- [Exercise instructions] Return the material below line for line, without any change, and omit the pictures from your answer.

- [Records shown]

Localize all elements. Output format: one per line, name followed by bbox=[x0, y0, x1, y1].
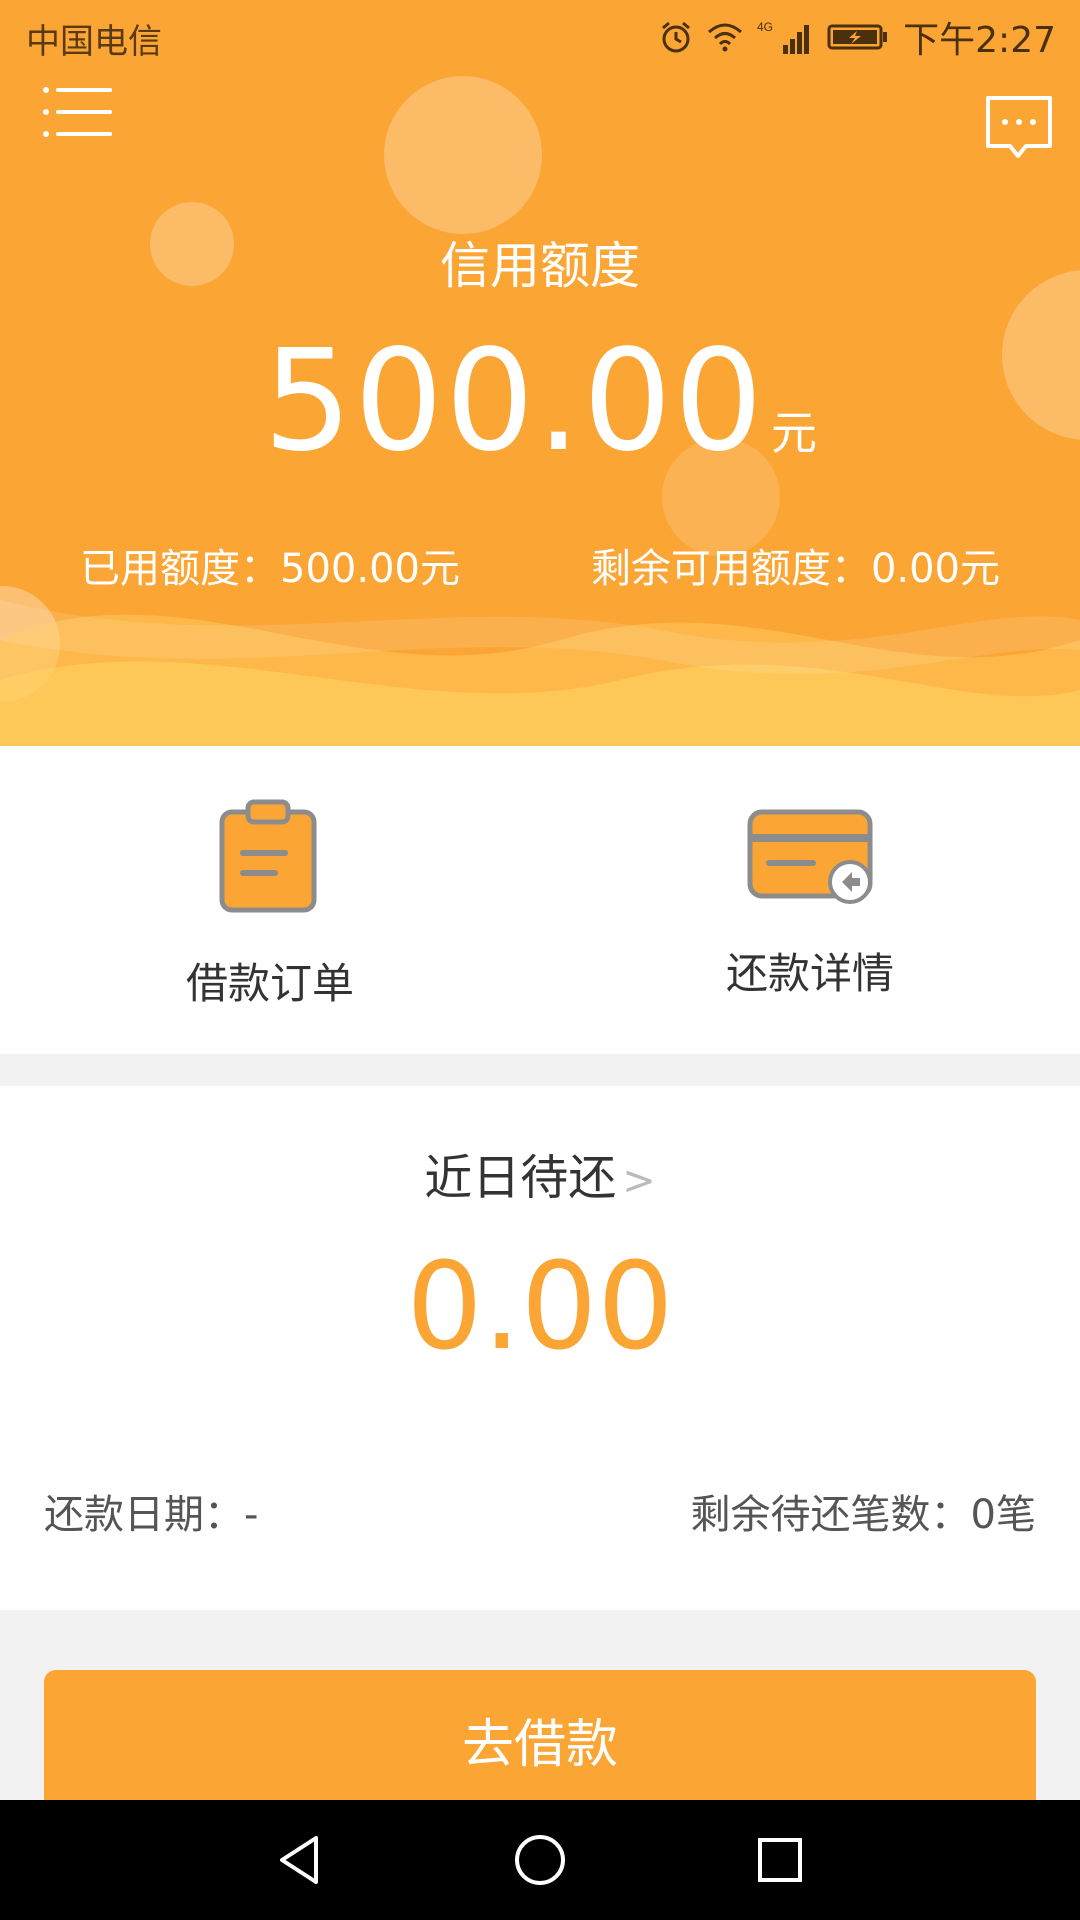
pending-title-link[interactable]: 近日待还 > bbox=[0, 1138, 1080, 1208]
remaining-credit-label: 剩余可用额度： bbox=[590, 546, 871, 592]
card-repay-icon bbox=[747, 809, 873, 904]
wifi-icon bbox=[708, 23, 743, 52]
status-icons: 4G 下午2:27 bbox=[659, 12, 1056, 62]
used-credit-value: 500.00元 bbox=[280, 546, 460, 592]
credit-amount-unit: 元 bbox=[770, 406, 817, 460]
system-nav-bar bbox=[0, 1800, 1080, 1920]
credit-amount: 500.00 元 bbox=[0, 320, 1080, 483]
repay-date-label: 还款日期： bbox=[44, 1492, 244, 1538]
message-icon[interactable] bbox=[984, 94, 1054, 160]
remaining-count-label: 剩余待还笔数： bbox=[690, 1492, 971, 1538]
header-banner: 中国电信 4G 下午2:27 信用额度 500.00 元 已用额度：500.00… bbox=[0, 0, 1080, 746]
alarm-icon bbox=[662, 21, 691, 53]
loan-orders-button[interactable]: 借款订单 bbox=[0, 746, 540, 1054]
repay-details-button[interactable]: 还款详情 bbox=[540, 746, 1080, 1054]
pending-amount: 0.00 bbox=[406, 1238, 674, 1377]
used-credit-label: 已用额度： bbox=[80, 546, 280, 592]
remaining-credit: 剩余可用额度：0.00元 bbox=[591, 536, 1000, 594]
remaining-credit-value: 0.00元 bbox=[870, 546, 1000, 592]
battery-icon bbox=[827, 24, 888, 50]
home-icon[interactable] bbox=[510, 1830, 570, 1890]
quick-actions: 借款订单 还款详情 bbox=[0, 746, 1080, 1054]
recents-icon[interactable] bbox=[750, 1830, 810, 1890]
repay-date: 还款日期：- bbox=[44, 1482, 258, 1540]
chevron-right-icon: > bbox=[622, 1158, 656, 1204]
used-credit: 已用额度：500.00元 bbox=[80, 536, 460, 594]
signal-icon: 4G bbox=[757, 20, 810, 54]
status-time: 下午2:27 bbox=[903, 20, 1056, 61]
loan-orders-label: 借款订单 bbox=[185, 959, 354, 1008]
credit-label: 信用额度 bbox=[440, 237, 640, 295]
clipboard-icon bbox=[219, 799, 317, 913]
network-label: 4G bbox=[757, 20, 773, 34]
pending-title: 近日待还 bbox=[424, 1150, 617, 1206]
repay-details-label: 还款详情 bbox=[725, 949, 894, 998]
credit-amount-value: 500.00 bbox=[263, 320, 765, 483]
back-icon[interactable] bbox=[270, 1830, 330, 1890]
carrier-label: 中国电信 bbox=[26, 22, 162, 62]
pending-repayment-card: 近日待还 > 0.00 还款日期：- 剩余待还笔数：0笔 bbox=[0, 1086, 1080, 1610]
remaining-count: 剩余待还笔数：0笔 bbox=[691, 1482, 1036, 1540]
menu-icon[interactable] bbox=[42, 86, 112, 138]
repay-date-value: - bbox=[244, 1492, 259, 1538]
remaining-count-value: 0笔 bbox=[970, 1492, 1036, 1538]
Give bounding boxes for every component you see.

- [Answer below]
Localize all elements. Output format: one per line, name followed by bbox=[x0, y0, x1, y1].
pending-title-link[interactable]: 近日待还 > bbox=[0, 1138, 1080, 1208]
remaining-credit-label: 剩余可用额度： bbox=[590, 546, 871, 592]
card-repay-icon bbox=[747, 809, 873, 904]
wifi-icon bbox=[708, 23, 743, 52]
status-icons: 4G 下午2:27 bbox=[659, 12, 1056, 62]
used-credit-value: 500.00元 bbox=[280, 546, 460, 592]
credit-amount-unit: 元 bbox=[770, 406, 817, 460]
system-nav-bar bbox=[0, 1800, 1080, 1920]
credit-amount: 500.00 元 bbox=[0, 320, 1080, 483]
repay-date-label: 还款日期： bbox=[44, 1492, 244, 1538]
message-icon[interactable] bbox=[984, 94, 1054, 160]
remaining-count-label: 剩余待还笔数： bbox=[690, 1492, 971, 1538]
header-banner: 中国电信 4G 下午2:27 信用额度 500.00 元 已用额度：500.00… bbox=[0, 0, 1080, 746]
alarm-icon bbox=[662, 21, 691, 53]
loan-orders-button[interactable]: 借款订单 bbox=[0, 746, 540, 1054]
repay-details-button[interactable]: 还款详情 bbox=[540, 746, 1080, 1054]
pending-amount: 0.00 bbox=[406, 1238, 674, 1377]
used-credit-label: 已用额度： bbox=[80, 546, 280, 592]
remaining-credit: 剩余可用额度：0.00元 bbox=[591, 536, 1000, 594]
remaining-credit-value: 0.00元 bbox=[870, 546, 1000, 592]
battery-icon bbox=[827, 24, 888, 50]
home-icon[interactable] bbox=[510, 1830, 570, 1890]
quick-actions: 借款订单 还款详情 bbox=[0, 746, 1080, 1054]
recents-icon[interactable] bbox=[750, 1830, 810, 1890]
repay-date: 还款日期：- bbox=[44, 1482, 258, 1540]
chevron-right-icon: > bbox=[622, 1158, 656, 1204]
used-credit: 已用额度：500.00元 bbox=[80, 536, 460, 594]
signal-icon: 4G bbox=[757, 20, 810, 54]
status-time: 下午2:27 bbox=[903, 20, 1056, 61]
loan-orders-label: 借款订单 bbox=[185, 959, 354, 1008]
credit-label: 信用额度 bbox=[440, 237, 640, 295]
clipboard-icon bbox=[219, 799, 317, 913]
network-label: 4G bbox=[757, 20, 773, 34]
pending-title: 近日待还 bbox=[424, 1150, 617, 1206]
repay-details-label: 还款详情 bbox=[725, 949, 894, 998]
credit-amount-value: 500.00 bbox=[263, 320, 765, 483]
back-icon[interactable] bbox=[270, 1830, 330, 1890]
carrier-label: 中国电信 bbox=[26, 22, 162, 62]
pending-repayment-card: 近日待还 > 0.00 还款日期：- 剩余待还笔数：0笔 bbox=[0, 1086, 1080, 1610]
remaining-count: 剩余待还笔数：0笔 bbox=[691, 1482, 1036, 1540]
menu-icon[interactable] bbox=[42, 86, 112, 138]
repay-date-value: - bbox=[244, 1492, 259, 1538]
remaining-count-value: 0笔 bbox=[970, 1492, 1036, 1538]
Give bounding boxes for every component you see.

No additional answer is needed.